- **Written problem**: Select every line of the listing that contains the string "recs".

- **Records provided**:
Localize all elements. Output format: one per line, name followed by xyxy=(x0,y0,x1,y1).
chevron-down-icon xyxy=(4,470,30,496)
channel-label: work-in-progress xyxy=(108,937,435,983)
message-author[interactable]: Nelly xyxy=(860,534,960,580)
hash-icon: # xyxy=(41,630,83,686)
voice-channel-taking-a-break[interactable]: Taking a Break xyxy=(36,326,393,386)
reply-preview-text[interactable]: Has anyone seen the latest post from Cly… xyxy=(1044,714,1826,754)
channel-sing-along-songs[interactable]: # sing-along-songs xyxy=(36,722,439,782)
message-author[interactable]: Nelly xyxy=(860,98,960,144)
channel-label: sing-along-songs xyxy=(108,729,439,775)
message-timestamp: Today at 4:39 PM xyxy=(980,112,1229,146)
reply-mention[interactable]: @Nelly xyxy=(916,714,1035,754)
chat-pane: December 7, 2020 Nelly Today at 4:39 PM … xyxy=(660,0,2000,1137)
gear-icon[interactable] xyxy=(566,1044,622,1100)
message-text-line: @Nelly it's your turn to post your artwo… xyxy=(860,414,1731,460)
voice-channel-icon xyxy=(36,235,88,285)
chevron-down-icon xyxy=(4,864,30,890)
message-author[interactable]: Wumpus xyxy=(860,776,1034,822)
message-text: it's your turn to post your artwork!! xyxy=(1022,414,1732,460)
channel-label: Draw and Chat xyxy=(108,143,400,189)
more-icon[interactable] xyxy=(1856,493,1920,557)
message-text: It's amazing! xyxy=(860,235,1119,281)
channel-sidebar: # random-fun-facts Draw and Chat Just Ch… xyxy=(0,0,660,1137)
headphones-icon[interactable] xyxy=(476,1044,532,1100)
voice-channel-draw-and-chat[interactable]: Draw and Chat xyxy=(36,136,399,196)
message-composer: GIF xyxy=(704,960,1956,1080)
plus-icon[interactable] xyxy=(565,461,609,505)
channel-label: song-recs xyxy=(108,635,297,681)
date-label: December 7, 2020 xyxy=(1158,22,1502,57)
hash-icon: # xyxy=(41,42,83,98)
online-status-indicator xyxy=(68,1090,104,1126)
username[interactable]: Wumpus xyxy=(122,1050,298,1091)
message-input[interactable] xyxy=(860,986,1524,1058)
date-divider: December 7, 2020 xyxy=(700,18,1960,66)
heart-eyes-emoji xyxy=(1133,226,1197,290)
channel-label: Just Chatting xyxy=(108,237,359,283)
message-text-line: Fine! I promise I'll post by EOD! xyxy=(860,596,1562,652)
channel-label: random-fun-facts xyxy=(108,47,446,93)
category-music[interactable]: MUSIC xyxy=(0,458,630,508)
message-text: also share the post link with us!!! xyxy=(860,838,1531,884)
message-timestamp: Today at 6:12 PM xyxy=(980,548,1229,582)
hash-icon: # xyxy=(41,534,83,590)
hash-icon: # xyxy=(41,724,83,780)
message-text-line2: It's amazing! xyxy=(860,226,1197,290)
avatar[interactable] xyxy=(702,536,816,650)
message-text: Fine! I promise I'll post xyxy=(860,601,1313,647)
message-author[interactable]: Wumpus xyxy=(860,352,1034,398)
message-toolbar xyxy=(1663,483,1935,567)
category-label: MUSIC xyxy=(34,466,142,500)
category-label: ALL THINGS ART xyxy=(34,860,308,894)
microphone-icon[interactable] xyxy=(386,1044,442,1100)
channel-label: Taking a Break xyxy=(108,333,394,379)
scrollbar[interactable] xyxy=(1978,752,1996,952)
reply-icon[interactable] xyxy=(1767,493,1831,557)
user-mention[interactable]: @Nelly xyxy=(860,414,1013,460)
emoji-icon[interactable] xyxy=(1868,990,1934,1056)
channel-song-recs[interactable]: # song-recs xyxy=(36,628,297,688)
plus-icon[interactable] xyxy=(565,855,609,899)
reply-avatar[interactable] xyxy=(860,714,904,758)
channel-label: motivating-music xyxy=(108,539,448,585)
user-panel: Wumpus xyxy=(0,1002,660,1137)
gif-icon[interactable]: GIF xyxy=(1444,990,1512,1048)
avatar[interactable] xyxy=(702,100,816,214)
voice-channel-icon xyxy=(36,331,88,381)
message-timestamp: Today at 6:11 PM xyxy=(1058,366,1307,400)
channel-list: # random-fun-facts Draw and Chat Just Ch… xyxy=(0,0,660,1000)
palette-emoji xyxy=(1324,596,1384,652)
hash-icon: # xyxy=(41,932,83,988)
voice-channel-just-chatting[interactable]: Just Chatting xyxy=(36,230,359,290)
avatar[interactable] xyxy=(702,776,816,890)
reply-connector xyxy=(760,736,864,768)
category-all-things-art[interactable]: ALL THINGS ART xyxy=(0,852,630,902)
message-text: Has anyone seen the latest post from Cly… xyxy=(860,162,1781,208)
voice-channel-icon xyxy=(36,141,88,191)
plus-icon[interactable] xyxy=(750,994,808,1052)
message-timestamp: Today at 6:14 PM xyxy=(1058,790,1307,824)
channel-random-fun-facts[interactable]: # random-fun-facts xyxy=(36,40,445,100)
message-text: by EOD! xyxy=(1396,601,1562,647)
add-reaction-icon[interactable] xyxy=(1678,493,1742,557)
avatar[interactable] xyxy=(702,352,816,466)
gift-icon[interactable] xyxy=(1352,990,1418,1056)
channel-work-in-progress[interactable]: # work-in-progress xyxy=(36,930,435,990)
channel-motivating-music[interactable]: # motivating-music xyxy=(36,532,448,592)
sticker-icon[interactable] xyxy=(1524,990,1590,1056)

- **Exercise result**:
channel-label: song-recs xyxy=(108,635,297,681)
channel-song-recs[interactable]: # song-recs xyxy=(36,628,297,688)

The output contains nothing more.